>> Start ENTRIES

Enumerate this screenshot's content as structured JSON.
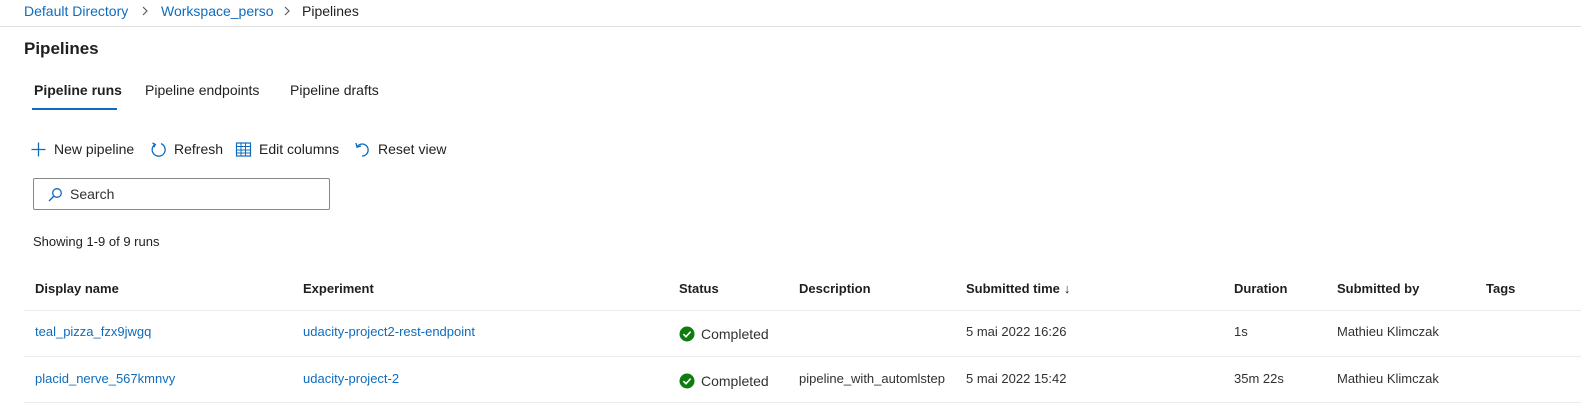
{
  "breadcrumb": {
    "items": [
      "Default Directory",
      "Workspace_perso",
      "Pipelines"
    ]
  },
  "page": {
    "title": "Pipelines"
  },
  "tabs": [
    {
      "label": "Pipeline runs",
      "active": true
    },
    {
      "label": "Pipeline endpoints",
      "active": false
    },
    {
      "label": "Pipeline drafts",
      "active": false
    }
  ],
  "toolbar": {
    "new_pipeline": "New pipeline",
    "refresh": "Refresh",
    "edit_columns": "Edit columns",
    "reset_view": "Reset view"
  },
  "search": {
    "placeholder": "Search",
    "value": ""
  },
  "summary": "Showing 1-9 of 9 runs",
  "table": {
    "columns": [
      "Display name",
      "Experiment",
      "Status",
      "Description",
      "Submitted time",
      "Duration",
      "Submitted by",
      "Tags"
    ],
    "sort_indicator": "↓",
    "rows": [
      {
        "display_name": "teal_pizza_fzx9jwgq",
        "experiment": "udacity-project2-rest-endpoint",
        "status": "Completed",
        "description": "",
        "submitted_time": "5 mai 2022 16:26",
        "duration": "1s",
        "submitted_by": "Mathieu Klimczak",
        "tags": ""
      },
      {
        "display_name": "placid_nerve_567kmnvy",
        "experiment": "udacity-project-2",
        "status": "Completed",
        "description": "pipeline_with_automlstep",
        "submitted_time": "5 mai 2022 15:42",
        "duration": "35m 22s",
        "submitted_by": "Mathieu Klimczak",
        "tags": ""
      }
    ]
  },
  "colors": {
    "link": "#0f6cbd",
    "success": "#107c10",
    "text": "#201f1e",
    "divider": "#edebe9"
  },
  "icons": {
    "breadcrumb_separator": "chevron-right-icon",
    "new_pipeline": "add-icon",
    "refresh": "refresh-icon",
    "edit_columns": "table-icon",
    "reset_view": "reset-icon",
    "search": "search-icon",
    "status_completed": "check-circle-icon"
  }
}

>> End ENTRIES
>> Start ENTRIES

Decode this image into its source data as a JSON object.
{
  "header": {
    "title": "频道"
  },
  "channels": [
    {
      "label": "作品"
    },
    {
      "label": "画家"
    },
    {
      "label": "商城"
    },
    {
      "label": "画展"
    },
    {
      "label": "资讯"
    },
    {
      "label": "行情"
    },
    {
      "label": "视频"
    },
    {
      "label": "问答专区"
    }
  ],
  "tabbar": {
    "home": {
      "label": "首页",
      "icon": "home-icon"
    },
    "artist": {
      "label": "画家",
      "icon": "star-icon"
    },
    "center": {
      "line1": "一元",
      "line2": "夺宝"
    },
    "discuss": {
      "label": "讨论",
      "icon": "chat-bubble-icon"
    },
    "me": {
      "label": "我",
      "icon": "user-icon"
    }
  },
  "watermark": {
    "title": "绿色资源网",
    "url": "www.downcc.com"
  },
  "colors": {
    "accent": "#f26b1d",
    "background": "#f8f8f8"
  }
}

>> End ENTRIES

EXERCISE: Copy out every line from the material above in which the word "udacity" appears.

REPLY TO THE EXERCISE:
        "experiment": "udacity-project2-rest-endpoint",
        "experiment": "udacity-project-2",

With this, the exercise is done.